EXCERPT →

Think about this for a minute: The tools you choose for development are based on the location of the data, not the kind of data you are manipulating. For example, an Employee object in memory is processed differently from an Employee record in a database, and you've even got different methods to process the same Employee information in an XML document. Why?

This problem, a superset of Object Relational Mapping (ORM), is the justification behind Language Integrated Query (LINQ). The concept behind LINQ is simple: You can use your favorite general-purpose programming language to manipulate data regardless of its location.

While this concept is simple, you need to familiarize yourself with the new technology emerging around it. You need to learn about the language extensions

that support LINQ, DLinq, which translates LINQ queries into code that can execute in the context of a database; and XLinq, which handles queries and manipulation of objects in an XML document.

So the LINQ framework developers are still concerned with where data resides, but you don't have to worry about it. You can write code in your favorite language, and the LINQ assemblies do the hard work for you. In this article you'll see how LINQ queries can save you time by simplifying the set of tools you use to manipulate data.

DATA UNDER STUDY →
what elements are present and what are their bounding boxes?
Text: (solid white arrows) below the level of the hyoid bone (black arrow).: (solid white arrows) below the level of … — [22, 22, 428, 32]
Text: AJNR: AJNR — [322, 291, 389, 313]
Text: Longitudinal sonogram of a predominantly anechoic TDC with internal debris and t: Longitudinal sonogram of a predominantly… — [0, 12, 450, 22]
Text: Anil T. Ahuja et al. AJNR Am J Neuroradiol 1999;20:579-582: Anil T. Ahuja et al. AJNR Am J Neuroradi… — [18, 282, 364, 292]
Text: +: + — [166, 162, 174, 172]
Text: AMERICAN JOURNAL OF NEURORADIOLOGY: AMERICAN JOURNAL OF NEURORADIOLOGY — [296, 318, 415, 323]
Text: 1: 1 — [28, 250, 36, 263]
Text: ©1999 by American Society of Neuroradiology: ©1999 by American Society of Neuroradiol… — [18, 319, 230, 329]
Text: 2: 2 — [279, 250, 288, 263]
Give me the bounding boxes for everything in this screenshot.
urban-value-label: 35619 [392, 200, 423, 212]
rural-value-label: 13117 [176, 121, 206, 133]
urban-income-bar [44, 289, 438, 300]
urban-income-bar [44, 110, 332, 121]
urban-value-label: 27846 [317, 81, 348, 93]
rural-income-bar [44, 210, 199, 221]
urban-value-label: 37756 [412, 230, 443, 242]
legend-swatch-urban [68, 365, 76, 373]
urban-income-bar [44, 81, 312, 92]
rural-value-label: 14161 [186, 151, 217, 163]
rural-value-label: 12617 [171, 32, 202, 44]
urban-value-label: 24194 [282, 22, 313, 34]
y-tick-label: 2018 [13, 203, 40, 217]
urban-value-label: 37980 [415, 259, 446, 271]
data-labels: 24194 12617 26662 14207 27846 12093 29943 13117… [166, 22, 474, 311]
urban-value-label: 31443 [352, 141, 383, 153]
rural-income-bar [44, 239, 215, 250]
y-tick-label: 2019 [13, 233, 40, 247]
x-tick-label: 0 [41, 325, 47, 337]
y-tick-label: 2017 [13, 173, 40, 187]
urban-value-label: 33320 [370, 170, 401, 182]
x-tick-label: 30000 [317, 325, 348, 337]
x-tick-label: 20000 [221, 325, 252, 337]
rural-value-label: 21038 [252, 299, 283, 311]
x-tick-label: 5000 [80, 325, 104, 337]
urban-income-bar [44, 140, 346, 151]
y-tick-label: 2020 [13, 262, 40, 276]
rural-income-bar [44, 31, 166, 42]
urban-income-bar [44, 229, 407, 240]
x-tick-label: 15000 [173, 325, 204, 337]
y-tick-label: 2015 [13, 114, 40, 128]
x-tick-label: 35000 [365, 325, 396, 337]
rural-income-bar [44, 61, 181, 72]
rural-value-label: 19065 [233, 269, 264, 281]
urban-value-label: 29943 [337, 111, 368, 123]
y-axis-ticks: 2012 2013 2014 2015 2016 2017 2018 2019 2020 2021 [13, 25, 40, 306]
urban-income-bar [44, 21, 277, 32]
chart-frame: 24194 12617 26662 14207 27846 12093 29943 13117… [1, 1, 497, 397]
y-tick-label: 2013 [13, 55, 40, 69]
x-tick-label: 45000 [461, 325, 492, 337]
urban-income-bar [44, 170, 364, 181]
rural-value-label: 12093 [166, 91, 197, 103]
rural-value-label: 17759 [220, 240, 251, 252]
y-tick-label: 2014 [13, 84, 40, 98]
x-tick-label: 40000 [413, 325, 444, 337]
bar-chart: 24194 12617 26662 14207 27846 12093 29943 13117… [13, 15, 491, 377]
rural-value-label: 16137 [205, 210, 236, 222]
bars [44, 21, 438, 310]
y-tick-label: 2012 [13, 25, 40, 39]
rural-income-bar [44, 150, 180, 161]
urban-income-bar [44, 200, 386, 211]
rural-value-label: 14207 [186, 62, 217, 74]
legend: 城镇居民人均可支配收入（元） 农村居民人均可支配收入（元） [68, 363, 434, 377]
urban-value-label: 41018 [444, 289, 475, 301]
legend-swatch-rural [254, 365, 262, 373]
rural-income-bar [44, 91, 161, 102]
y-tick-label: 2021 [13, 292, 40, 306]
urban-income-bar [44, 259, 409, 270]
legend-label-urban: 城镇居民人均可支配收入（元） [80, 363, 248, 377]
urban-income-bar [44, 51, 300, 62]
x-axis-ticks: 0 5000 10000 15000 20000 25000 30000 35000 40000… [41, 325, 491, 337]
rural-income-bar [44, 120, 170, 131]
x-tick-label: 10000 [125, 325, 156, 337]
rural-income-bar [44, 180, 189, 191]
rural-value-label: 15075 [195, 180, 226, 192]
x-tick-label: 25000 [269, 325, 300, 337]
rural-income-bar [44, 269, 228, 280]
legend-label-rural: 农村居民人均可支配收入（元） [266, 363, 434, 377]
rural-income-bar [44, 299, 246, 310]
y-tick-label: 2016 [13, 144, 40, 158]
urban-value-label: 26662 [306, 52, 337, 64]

REQUIREMENT 1 → Revise the part of the LINQ excerpt that opens with the words containing "This problem, a" and closes with "objects in an XML document.", writing it out again with "general-purpose" changed to "everyday".
REQUIREMENT 2 → Resume the LINQ excerpt after its final sentence and carry it on from there.
The rows have no connection to the LINQ excerpt.

OUTPUT 1 →
This problem, a superset of Object Relational Mapping (ORM), is the justification behind Language Integrated Query (LINQ). The concept behind LINQ is simple: You can use your favorite everyday programming language to manipulate data regardless of its location.

While this concept is simple, you need to familiarize yourself with the new technology emerging around it. You need to learn about the language extensions

that support LINQ, DLinq, which translates LINQ queries into code that can execute in the context of a database; and XLinq, which handles queries and manipulation of objects in an XML document.

OUTPUT 2 →
Language Extensions
To make LINQ technologies work, the C# and VB.NET teams have added many features to the languages that support querying objects. Here is a simple C# example that queries an array for numbers divisible by 5:

int [] numbers = ReadNumbers();
var numsDivFive = 
  from n in numbers 
  where n % 5 == 0 
  select n.ToString();

These two statements introduce several new language features, so look at them one at a time. Start with from n in numbers, which defines an enumeration across a collection. It more or less has the same meaning as foreach (int n in numbers). This statement declares a variable that will be used for each and every element in the collection (n) and the collection being enumerated (numbers).